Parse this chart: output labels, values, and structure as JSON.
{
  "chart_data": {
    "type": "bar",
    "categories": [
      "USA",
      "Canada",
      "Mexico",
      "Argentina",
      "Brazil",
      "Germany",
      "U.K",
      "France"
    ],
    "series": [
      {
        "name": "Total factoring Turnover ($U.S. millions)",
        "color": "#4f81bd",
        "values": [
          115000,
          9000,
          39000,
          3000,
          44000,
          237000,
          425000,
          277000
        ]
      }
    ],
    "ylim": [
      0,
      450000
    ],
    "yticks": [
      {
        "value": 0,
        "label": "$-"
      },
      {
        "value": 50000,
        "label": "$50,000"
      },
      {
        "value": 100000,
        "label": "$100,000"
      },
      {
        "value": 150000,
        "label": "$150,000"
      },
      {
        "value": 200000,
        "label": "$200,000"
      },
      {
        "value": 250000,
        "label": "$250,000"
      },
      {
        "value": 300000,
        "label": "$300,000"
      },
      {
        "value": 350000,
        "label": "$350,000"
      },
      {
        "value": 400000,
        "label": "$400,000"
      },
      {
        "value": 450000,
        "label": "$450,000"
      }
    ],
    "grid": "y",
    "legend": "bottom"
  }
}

- _Direction_
The word "values" may occur in lines of the records. Report how many such lines there are, giving only the number.

- _Correct response_
2